• _Requirements_
Please write out exactly the lines that begin at the line containing "What does this" and run to the end of the records.

= = =

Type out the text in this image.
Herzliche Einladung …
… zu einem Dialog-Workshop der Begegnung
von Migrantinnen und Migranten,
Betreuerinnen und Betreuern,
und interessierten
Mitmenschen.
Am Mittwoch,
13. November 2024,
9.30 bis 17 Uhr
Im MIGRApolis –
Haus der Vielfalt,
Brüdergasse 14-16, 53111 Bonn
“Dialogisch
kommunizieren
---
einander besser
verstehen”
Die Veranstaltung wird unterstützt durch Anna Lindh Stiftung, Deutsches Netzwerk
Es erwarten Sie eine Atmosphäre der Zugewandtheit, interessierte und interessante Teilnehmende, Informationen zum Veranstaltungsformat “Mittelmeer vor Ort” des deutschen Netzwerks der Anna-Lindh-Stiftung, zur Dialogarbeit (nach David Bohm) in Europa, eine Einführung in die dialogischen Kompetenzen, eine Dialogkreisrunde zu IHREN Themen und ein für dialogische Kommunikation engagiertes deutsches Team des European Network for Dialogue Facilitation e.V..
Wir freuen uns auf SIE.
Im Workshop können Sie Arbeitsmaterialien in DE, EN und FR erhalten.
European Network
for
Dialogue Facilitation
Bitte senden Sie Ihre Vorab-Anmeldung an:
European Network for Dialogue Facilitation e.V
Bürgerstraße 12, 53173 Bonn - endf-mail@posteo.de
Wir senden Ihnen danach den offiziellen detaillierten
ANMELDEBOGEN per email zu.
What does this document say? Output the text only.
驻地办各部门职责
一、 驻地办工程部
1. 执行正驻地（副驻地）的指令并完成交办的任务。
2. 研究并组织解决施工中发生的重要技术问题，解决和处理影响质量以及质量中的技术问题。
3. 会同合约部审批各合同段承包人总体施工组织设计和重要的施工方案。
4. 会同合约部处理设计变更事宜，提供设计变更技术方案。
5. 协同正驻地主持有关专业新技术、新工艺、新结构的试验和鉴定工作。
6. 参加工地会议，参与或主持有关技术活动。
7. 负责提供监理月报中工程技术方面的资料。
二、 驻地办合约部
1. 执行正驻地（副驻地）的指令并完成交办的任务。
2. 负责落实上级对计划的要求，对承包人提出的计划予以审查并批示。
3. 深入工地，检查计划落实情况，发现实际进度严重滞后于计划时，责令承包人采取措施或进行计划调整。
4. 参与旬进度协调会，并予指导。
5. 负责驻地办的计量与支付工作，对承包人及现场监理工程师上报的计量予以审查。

= = =

• _Response for this exercise_
What does this document say? Output the text only.
驻地办各部门职责
一、 驻地办工程部
1. 执行正驻地（副驻地）的指令并完成交办的任务。
2. 研究并组织解决施工中发生的重要技术问题，解决和处理影响质量以及质量中的技术问题。
3. 会同合约部审批各合同段承包人总体施工组织设计和重要的施工方案。
4. 会同合约部处理设计变更事宜，提供设计变更技术方案。
5. 协同正驻地主持有关专业新技术、新工艺、新结构的试验和鉴定工作。
6. 参加工地会议，参与或主持有关技术活动。
7. 负责提供监理月报中工程技术方面的资料。
二、 驻地办合约部
1. 执行正驻地（副驻地）的指令并完成交办的任务。
2. 负责落实上级对计划的要求，对承包人提出的计划予以审查并批示。
3. 深入工地，检查计划落实情况，发现实际进度严重滞后于计划时，责令承包人采取措施或进行计划调整。
4. 参与旬进度协调会，并予指导。
5. 负责驻地办的计量与支付工作，对承包人及现场监理工程师上报的计量予以审查。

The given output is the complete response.